» AIM OF THE EXERCISE
Reproduce every one of the records below without changing a character, but leave out the pictures.

Raw records
###
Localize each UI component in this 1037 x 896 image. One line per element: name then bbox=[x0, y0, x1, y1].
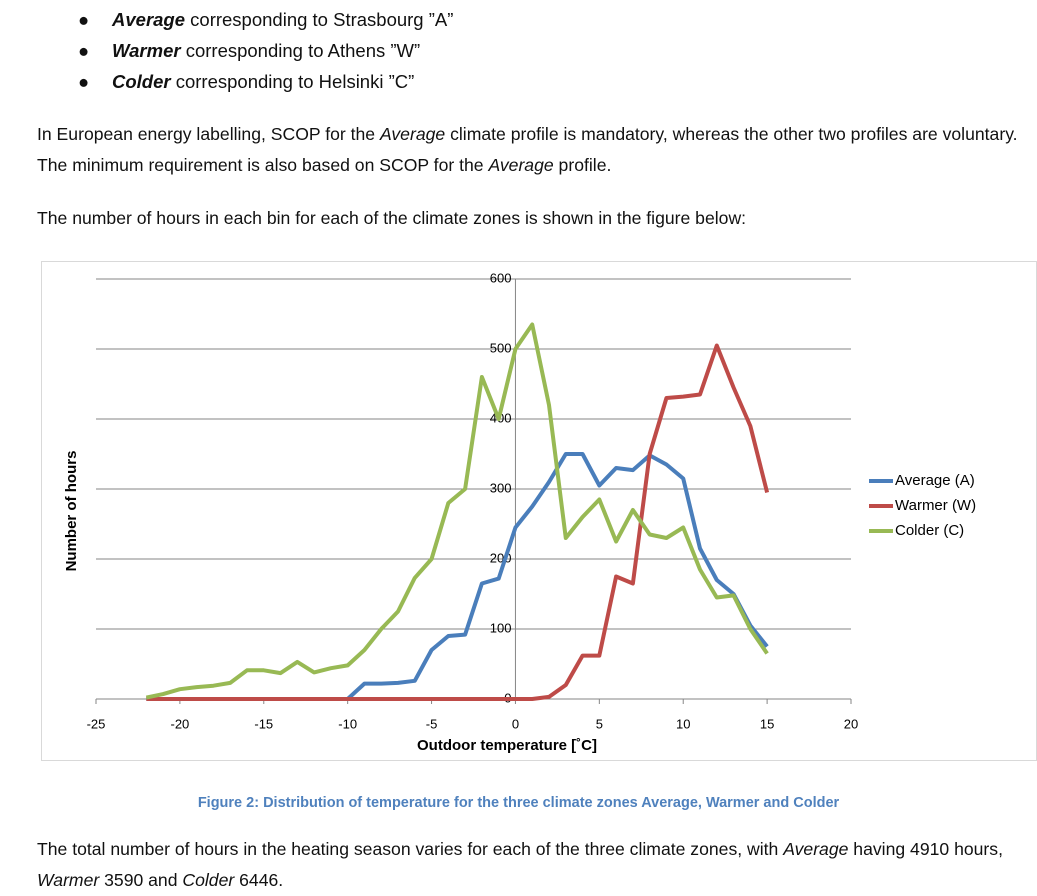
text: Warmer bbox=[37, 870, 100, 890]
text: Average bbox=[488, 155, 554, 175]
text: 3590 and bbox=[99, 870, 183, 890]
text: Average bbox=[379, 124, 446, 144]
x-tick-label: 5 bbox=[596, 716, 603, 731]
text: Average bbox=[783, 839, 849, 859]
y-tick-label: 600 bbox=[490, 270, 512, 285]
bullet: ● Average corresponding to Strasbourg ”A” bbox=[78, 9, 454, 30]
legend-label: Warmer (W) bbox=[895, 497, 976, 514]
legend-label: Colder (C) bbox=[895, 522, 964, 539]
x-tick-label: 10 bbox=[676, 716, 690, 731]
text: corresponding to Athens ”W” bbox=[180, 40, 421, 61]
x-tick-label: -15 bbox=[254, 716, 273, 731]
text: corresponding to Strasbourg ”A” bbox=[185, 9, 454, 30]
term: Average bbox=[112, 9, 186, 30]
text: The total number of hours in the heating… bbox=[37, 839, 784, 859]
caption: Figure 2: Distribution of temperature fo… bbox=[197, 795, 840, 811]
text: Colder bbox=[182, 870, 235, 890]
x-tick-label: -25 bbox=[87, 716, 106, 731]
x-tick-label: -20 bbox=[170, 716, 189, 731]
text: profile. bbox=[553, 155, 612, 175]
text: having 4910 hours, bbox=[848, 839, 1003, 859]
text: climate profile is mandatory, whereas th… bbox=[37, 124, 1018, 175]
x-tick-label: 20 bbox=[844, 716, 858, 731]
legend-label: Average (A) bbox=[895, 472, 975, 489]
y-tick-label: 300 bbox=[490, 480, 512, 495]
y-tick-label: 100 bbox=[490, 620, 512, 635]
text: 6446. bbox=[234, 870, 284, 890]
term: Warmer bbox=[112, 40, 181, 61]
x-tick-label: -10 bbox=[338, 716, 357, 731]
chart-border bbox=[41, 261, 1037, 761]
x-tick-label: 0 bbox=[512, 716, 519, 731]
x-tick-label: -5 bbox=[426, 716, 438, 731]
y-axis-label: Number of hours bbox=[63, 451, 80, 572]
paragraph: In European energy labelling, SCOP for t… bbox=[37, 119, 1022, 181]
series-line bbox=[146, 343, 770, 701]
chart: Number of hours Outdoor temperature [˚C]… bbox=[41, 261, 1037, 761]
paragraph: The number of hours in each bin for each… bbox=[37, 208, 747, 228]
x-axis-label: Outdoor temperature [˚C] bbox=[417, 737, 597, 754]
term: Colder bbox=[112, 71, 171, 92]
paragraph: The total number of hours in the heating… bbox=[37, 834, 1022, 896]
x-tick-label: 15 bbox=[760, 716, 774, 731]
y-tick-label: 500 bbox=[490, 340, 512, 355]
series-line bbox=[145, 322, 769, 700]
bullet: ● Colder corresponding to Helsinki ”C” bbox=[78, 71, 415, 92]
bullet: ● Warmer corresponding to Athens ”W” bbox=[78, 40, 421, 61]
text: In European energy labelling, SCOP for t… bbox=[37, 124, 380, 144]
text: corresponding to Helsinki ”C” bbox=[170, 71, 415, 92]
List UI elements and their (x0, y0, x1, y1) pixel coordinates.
###
» FINISHED EXERCISE
Localize each UI component in this 1037 x 896 image. One line per element: name then bbox=[x0, y0, x1, y1].
text: Warmer bbox=[37, 870, 100, 890]
text: Average bbox=[488, 155, 554, 175]
text: 3590 and bbox=[99, 870, 183, 890]
text: Average bbox=[379, 124, 446, 144]
x-tick-label: 5 bbox=[596, 716, 603, 731]
text: Average bbox=[783, 839, 849, 859]
y-tick-label: 600 bbox=[490, 270, 512, 285]
bullet: ● Average corresponding to Strasbourg ”A” bbox=[78, 9, 454, 30]
legend-label: Warmer (W) bbox=[895, 497, 976, 514]
legend-label: Colder (C) bbox=[895, 522, 964, 539]
x-tick-label: 10 bbox=[676, 716, 690, 731]
text: corresponding to Athens ”W” bbox=[180, 40, 421, 61]
x-tick-label: -15 bbox=[254, 716, 273, 731]
text: corresponding to Strasbourg ”A” bbox=[185, 9, 454, 30]
term: Average bbox=[112, 9, 186, 30]
text: The total number of hours in the heating… bbox=[37, 839, 784, 859]
caption: Figure 2: Distribution of temperature fo… bbox=[197, 795, 840, 811]
text: Colder bbox=[182, 870, 235, 890]
x-tick-label: -25 bbox=[87, 716, 106, 731]
x-tick-label: -20 bbox=[170, 716, 189, 731]
text: profile. bbox=[553, 155, 612, 175]
text: having 4910 hours, bbox=[848, 839, 1003, 859]
text: climate profile is mandatory, whereas th… bbox=[37, 124, 1018, 175]
x-tick-label: 20 bbox=[844, 716, 858, 731]
legend-label: Average (A) bbox=[895, 472, 975, 489]
y-tick-label: 300 bbox=[490, 480, 512, 495]
y-tick-label: 100 bbox=[490, 620, 512, 635]
text: 6446. bbox=[234, 870, 284, 890]
term: Warmer bbox=[112, 40, 181, 61]
x-tick-label: -10 bbox=[338, 716, 357, 731]
chart-border bbox=[41, 261, 1037, 761]
x-tick-label: 0 bbox=[512, 716, 519, 731]
x-tick-label: -5 bbox=[426, 716, 438, 731]
y-axis-label: Number of hours bbox=[63, 451, 80, 572]
paragraph: In European energy labelling, SCOP for t… bbox=[37, 119, 1022, 181]
series-line bbox=[146, 343, 770, 701]
chart: Number of hours Outdoor temperature [˚C]… bbox=[41, 261, 1037, 761]
paragraph: The number of hours in each bin for each… bbox=[37, 208, 747, 228]
x-axis-label: Outdoor temperature [˚C] bbox=[417, 737, 597, 754]
term: Colder bbox=[112, 71, 171, 92]
paragraph: The total number of hours in the heating… bbox=[37, 834, 1022, 896]
x-tick-label: 15 bbox=[760, 716, 774, 731]
y-tick-label: 500 bbox=[490, 340, 512, 355]
series-line bbox=[145, 322, 769, 700]
bullet: ● Colder corresponding to Helsinki ”C” bbox=[78, 71, 415, 92]
bullet: ● Warmer corresponding to Athens ”W” bbox=[78, 40, 421, 61]
text: In European energy labelling, SCOP for t… bbox=[37, 124, 380, 144]
text: corresponding to Helsinki ”C” bbox=[170, 71, 415, 92]
List UI elements and their (x0, y0, x1, y1) pixel coordinates.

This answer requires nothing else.